Pull out every line with the word "data" from the entries below.
━━━━━━━━━━━━━━━━━━━━
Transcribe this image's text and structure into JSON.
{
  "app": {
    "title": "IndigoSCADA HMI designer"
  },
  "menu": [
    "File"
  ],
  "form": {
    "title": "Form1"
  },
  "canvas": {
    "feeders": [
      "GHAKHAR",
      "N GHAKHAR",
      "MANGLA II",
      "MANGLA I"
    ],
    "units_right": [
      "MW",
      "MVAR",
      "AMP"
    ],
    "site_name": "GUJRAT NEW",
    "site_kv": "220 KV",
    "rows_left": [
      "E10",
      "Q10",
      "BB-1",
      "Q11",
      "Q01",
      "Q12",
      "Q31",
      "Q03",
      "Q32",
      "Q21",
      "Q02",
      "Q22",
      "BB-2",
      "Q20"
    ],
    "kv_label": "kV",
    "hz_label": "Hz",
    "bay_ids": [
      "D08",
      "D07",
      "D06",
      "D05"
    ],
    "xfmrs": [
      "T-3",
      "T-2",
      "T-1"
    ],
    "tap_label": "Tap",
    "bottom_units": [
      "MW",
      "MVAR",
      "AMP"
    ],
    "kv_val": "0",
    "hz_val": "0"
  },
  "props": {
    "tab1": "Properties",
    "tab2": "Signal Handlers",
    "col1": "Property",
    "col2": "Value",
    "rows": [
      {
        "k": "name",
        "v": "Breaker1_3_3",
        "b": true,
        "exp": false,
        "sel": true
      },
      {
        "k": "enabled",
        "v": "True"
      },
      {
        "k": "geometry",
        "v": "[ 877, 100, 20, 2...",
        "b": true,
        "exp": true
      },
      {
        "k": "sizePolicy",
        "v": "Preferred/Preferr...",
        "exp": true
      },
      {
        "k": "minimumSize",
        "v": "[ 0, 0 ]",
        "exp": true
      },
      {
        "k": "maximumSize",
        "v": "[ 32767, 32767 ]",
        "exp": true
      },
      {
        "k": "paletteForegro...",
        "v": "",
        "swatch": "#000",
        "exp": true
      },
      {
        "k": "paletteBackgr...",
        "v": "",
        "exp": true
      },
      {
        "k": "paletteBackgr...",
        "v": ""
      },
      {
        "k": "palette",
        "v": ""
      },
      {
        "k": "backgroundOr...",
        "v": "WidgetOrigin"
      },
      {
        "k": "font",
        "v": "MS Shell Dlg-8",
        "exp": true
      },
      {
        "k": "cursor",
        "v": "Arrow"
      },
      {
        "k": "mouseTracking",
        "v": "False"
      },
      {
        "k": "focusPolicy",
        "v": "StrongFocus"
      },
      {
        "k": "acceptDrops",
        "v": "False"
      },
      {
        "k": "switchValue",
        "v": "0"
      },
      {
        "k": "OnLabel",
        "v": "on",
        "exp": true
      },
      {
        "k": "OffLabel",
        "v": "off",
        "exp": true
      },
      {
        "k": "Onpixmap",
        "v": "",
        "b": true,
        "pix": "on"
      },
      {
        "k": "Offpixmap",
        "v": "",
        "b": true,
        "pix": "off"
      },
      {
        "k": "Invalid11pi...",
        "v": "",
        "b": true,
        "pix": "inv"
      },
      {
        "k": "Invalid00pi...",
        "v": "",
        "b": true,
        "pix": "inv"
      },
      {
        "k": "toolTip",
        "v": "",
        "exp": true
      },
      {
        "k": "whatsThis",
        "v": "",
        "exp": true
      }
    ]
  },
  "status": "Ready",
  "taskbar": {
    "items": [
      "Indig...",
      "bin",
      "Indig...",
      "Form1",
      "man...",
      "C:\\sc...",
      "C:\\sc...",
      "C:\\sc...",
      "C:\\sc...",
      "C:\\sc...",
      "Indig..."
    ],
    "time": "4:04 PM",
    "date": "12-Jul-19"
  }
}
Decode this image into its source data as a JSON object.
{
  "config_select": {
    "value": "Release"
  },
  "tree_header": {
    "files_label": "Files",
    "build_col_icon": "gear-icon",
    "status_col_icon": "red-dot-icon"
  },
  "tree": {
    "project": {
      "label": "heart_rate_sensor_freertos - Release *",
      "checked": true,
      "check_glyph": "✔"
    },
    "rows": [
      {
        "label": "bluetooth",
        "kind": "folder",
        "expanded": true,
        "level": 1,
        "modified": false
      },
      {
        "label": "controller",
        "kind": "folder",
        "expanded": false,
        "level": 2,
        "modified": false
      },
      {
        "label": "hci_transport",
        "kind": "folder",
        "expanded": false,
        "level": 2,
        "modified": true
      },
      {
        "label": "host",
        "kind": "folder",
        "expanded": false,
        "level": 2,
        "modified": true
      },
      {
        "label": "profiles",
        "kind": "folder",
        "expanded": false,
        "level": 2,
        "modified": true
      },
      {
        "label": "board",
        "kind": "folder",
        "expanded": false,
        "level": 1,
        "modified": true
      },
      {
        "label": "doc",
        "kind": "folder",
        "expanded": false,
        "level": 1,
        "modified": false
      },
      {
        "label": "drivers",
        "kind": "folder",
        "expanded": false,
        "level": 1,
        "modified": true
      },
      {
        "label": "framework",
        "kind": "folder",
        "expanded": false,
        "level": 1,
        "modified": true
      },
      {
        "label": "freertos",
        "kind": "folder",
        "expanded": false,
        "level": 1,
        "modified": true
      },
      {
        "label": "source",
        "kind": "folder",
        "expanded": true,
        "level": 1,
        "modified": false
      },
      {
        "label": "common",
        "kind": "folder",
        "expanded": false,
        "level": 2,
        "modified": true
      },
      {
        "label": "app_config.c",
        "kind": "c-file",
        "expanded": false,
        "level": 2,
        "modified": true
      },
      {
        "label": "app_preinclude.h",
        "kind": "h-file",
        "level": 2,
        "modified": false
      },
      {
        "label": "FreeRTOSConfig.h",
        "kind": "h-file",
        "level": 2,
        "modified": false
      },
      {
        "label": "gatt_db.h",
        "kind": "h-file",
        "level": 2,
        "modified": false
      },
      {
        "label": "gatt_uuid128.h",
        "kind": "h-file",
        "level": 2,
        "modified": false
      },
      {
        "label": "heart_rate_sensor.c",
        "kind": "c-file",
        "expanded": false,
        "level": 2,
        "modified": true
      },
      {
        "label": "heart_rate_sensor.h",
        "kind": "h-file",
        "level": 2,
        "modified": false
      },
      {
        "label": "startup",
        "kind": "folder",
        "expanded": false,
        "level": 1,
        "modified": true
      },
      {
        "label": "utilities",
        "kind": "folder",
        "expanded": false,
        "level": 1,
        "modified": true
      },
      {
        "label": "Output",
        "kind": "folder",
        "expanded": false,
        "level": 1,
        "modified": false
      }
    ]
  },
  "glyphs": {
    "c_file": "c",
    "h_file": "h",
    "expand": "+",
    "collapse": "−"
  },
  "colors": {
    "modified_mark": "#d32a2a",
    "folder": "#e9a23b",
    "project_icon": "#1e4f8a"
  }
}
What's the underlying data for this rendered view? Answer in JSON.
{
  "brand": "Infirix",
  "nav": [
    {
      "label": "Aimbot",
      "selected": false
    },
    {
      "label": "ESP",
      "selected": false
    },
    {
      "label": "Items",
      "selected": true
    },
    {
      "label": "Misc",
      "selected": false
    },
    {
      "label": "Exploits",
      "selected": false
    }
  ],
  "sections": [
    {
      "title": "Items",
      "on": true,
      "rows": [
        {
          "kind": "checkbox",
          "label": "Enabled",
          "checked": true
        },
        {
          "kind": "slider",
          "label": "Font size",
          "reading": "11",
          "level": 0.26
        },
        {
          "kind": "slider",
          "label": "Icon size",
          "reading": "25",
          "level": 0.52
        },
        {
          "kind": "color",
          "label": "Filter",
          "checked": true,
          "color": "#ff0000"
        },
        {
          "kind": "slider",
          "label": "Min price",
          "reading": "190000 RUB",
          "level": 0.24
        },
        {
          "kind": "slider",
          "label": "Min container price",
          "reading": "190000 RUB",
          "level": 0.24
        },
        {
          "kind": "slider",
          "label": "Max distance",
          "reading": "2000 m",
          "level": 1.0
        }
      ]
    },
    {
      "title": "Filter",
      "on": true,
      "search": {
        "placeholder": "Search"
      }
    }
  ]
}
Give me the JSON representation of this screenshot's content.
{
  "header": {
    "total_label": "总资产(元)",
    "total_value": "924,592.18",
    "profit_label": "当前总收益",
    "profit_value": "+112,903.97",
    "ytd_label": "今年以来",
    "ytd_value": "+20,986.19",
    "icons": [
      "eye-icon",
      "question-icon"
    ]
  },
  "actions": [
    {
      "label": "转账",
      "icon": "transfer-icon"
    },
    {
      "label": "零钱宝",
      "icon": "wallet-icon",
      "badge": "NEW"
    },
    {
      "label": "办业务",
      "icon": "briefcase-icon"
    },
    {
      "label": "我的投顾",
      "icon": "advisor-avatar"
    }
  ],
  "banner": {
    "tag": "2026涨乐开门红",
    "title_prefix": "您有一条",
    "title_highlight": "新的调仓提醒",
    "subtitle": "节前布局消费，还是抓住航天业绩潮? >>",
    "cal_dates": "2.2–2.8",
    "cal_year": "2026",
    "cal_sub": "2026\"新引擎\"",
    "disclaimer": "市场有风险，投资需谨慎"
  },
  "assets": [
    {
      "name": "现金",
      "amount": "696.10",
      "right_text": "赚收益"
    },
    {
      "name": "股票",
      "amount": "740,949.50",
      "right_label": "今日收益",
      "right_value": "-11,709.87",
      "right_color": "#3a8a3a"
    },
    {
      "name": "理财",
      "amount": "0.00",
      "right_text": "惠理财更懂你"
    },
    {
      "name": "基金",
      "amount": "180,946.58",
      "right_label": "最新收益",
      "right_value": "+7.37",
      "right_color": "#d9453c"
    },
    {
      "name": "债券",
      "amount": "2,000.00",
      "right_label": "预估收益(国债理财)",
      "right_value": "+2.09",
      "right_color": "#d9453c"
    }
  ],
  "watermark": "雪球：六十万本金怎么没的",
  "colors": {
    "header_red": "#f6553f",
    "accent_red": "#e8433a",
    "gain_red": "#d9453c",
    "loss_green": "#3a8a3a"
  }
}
━━━━━━━━━━━━━━━━━━━━
● **WORKED SOLUTION**
Decode this image into its source data as a JSON object.
What's the underlying data for this rendered view? Answer in JSON.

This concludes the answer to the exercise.